-- Exercise --
Locate each line with the string "Volné" in the listing below and copy it.

-- Supplied records --
○ ○ ○ ○ ○
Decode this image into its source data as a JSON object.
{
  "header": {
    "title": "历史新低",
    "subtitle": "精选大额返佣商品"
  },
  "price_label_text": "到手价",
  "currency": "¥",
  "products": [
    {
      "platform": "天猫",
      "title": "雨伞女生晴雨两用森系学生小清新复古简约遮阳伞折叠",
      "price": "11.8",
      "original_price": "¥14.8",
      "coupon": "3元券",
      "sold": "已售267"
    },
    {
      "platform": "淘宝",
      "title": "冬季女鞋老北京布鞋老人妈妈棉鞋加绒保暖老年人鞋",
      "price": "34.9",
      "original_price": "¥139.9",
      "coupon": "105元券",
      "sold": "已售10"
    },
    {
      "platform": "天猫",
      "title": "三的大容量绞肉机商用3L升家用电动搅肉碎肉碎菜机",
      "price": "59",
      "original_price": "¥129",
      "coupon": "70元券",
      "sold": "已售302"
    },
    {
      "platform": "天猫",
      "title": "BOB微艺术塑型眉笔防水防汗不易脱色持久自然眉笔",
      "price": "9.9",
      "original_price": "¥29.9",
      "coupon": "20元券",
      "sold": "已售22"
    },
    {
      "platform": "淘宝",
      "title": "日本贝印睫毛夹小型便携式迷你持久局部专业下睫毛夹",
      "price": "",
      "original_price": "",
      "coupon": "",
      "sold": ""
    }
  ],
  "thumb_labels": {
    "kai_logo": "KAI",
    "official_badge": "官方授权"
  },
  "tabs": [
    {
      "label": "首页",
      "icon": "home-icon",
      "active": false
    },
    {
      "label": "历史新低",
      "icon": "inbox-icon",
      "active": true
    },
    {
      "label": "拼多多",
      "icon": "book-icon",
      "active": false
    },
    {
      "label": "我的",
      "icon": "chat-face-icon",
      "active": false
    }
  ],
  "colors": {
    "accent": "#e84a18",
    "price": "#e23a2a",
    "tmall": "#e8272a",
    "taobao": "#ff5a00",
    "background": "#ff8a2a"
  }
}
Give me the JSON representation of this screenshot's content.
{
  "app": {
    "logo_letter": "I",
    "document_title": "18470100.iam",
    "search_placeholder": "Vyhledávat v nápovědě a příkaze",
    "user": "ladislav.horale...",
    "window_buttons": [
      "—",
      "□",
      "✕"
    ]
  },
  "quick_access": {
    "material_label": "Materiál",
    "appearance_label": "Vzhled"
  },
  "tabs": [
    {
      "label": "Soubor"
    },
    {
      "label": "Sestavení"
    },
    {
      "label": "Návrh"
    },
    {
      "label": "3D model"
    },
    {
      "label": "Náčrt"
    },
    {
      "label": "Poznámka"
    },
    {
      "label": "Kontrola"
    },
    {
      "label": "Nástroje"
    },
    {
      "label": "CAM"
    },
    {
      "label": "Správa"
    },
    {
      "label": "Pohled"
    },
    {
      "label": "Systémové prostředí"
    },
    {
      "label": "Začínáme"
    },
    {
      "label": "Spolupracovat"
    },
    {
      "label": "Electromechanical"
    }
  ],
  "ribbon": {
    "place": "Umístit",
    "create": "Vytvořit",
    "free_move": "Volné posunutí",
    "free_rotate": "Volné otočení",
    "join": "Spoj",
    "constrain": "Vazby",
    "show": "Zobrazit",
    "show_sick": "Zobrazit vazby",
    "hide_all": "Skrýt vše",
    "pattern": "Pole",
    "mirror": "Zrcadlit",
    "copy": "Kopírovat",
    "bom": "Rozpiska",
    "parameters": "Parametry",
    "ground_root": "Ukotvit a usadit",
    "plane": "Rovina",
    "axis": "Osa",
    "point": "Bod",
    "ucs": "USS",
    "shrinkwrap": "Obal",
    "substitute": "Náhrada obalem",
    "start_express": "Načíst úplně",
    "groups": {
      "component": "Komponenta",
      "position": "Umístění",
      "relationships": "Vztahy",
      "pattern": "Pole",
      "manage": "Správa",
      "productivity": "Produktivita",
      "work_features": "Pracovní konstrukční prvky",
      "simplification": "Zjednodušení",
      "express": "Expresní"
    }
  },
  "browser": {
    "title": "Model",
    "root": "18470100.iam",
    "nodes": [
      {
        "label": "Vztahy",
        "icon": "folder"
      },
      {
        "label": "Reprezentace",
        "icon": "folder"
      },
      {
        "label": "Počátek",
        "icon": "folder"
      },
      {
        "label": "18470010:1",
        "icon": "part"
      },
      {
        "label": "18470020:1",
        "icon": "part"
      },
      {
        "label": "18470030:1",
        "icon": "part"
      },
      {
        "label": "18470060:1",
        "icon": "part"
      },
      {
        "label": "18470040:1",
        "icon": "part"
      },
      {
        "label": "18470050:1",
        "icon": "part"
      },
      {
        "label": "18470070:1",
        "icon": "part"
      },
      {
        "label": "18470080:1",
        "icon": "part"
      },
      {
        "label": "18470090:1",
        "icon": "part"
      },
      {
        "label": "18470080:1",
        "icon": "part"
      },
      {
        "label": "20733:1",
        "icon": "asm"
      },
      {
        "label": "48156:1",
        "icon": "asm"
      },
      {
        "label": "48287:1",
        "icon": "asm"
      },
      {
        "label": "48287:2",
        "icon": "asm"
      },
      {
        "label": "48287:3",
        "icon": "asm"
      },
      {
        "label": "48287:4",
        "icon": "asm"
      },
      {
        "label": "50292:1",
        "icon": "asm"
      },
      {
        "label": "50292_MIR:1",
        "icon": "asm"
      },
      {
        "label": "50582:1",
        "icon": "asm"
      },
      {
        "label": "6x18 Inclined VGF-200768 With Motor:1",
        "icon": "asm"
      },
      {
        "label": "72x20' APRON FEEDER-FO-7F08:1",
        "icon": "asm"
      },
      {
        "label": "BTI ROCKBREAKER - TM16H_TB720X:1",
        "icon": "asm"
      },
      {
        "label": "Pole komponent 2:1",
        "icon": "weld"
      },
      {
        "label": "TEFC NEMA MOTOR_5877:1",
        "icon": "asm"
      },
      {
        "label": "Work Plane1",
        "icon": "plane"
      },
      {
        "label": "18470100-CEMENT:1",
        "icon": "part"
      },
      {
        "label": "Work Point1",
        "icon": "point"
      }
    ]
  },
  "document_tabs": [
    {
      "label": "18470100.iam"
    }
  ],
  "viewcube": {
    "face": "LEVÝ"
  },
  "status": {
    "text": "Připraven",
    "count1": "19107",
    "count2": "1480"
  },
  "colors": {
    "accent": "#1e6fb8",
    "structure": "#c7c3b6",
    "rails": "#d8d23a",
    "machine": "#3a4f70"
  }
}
○ ○ ○ ○ ○
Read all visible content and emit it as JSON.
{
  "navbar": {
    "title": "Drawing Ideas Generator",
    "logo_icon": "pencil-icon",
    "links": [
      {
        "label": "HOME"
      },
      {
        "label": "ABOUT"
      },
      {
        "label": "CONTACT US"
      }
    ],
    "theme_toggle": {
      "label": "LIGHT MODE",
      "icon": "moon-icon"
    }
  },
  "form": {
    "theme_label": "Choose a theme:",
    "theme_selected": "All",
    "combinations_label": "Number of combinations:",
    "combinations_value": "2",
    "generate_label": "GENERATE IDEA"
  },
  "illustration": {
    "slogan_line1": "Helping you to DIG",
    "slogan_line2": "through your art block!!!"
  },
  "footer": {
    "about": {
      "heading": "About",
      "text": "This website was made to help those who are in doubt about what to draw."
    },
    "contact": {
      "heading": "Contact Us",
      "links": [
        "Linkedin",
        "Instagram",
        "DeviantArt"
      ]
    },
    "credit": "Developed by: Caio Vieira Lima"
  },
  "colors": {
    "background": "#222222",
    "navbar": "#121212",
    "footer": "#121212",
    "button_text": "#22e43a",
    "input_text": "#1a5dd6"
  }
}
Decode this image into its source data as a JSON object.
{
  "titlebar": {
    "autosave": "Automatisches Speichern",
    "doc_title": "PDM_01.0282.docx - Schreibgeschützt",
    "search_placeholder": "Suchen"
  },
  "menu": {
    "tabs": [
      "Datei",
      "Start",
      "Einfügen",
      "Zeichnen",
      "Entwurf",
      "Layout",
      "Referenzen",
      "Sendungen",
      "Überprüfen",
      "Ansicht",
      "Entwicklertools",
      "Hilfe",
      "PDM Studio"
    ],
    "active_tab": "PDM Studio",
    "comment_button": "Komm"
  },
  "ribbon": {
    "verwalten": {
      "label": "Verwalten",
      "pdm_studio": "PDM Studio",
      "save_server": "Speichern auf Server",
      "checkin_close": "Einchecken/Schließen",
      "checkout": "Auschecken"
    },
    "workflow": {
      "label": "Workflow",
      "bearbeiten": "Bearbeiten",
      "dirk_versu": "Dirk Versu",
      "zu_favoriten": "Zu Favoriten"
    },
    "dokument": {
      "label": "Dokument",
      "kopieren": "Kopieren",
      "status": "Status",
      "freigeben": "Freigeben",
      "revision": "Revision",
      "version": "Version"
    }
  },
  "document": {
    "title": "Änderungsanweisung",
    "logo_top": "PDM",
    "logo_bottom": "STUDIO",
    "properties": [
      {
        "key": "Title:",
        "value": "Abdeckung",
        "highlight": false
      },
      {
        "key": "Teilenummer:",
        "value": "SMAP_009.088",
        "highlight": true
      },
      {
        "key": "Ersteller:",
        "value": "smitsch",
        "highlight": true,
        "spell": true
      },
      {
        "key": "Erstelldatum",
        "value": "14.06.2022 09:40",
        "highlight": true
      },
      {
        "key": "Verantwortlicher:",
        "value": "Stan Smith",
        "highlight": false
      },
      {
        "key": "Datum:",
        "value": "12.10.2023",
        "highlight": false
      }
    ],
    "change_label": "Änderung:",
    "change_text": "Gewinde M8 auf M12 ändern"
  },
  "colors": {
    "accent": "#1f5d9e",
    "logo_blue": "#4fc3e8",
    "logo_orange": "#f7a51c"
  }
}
○ ○ ○ ○ ○
-- Worked solution --
    "free_move": "Volné posunutí",
    "free_rotate": "Volné otočení",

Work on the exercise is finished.